Instruction -
Copy each line of the material below that includes the string "człowieka".

************

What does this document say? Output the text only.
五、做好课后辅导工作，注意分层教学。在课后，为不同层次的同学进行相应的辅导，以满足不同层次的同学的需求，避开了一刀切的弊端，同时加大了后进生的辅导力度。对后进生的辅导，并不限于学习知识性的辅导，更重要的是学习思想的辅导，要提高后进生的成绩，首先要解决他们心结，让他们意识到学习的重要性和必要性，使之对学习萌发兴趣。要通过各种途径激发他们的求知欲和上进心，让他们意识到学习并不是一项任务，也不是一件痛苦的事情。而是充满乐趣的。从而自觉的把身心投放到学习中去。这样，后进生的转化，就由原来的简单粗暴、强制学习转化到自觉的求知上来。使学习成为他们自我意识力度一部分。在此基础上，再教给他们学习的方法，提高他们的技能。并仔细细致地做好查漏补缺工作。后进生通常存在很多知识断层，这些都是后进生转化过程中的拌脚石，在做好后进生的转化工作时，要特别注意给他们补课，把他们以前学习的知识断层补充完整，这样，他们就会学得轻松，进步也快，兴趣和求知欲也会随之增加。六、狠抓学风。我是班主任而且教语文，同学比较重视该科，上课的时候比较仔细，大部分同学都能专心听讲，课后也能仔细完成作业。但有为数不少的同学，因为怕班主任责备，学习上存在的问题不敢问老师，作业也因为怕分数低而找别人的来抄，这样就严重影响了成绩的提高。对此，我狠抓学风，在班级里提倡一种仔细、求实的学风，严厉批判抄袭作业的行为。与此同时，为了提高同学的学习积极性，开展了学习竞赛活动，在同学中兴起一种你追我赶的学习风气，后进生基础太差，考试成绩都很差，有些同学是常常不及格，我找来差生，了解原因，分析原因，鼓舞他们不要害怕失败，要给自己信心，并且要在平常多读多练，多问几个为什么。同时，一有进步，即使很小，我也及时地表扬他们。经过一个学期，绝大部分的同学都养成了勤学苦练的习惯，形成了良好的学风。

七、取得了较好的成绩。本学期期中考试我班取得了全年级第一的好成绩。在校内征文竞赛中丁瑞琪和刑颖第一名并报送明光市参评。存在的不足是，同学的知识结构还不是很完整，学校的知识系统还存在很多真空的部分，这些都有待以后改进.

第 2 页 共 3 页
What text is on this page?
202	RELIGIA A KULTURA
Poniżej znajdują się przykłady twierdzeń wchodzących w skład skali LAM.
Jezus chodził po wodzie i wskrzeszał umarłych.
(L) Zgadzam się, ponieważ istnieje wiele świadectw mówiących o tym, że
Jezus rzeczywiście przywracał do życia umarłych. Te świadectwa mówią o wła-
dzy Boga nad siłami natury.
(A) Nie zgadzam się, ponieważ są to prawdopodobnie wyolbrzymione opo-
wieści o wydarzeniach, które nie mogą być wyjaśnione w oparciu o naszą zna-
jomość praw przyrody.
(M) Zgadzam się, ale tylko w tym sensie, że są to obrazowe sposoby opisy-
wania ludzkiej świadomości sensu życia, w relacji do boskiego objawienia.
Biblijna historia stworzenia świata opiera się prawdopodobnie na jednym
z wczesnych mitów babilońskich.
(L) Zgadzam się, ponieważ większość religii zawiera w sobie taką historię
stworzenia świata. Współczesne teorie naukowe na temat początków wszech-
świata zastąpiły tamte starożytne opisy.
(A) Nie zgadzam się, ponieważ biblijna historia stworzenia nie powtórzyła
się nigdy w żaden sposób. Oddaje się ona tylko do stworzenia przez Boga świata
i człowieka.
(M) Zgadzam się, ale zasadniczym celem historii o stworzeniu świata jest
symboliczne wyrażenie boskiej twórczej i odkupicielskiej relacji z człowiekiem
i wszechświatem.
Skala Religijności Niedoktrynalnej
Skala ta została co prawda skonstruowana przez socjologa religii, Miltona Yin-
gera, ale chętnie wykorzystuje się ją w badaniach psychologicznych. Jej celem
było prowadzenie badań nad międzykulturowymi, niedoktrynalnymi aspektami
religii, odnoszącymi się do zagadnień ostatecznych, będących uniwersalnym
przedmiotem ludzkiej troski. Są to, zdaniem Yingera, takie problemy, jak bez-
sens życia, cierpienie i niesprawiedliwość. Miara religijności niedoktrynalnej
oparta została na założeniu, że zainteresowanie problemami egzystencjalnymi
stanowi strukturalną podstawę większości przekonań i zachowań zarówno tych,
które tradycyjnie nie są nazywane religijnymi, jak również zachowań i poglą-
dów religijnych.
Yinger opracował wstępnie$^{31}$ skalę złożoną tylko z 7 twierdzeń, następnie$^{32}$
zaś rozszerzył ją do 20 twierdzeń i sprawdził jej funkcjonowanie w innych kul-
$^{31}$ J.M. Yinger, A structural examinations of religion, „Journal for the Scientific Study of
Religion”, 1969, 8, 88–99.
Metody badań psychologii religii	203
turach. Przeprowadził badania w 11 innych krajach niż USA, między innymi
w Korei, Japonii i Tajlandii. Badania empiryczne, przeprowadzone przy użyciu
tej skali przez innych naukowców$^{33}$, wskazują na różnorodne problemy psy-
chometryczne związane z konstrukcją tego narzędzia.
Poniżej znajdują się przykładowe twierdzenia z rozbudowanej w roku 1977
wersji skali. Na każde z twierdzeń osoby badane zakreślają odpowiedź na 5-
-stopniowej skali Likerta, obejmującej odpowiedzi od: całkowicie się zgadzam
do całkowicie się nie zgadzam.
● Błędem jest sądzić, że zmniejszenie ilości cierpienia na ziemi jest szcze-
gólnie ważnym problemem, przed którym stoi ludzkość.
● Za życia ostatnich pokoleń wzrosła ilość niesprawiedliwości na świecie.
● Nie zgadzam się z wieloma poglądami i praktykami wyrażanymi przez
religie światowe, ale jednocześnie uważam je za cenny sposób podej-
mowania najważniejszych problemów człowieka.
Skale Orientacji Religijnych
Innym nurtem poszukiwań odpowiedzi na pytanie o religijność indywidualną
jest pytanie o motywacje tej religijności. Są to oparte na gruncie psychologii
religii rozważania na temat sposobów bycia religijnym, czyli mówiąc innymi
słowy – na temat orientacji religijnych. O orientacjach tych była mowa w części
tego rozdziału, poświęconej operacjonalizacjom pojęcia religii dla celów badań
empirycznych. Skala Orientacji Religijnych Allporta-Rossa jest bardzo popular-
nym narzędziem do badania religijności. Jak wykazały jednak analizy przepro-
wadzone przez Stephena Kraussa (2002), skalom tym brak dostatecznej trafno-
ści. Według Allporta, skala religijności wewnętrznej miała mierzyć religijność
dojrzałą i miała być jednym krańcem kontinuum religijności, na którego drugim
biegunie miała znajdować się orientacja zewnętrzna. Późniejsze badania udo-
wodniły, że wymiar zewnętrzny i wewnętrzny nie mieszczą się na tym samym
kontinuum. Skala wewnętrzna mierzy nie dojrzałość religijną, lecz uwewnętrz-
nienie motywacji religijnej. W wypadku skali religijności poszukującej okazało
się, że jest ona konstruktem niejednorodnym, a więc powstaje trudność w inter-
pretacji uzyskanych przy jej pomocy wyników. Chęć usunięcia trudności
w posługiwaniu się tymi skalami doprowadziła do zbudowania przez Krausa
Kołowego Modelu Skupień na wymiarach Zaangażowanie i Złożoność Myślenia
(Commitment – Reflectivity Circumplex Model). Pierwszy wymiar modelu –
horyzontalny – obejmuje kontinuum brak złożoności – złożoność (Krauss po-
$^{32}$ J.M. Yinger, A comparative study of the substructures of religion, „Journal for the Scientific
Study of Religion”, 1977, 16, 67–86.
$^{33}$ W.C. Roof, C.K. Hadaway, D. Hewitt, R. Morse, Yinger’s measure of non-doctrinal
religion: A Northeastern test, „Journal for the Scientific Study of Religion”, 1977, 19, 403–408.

************

Problem solution -
i człowieka.
mowania najważniejszych problemów człowieka.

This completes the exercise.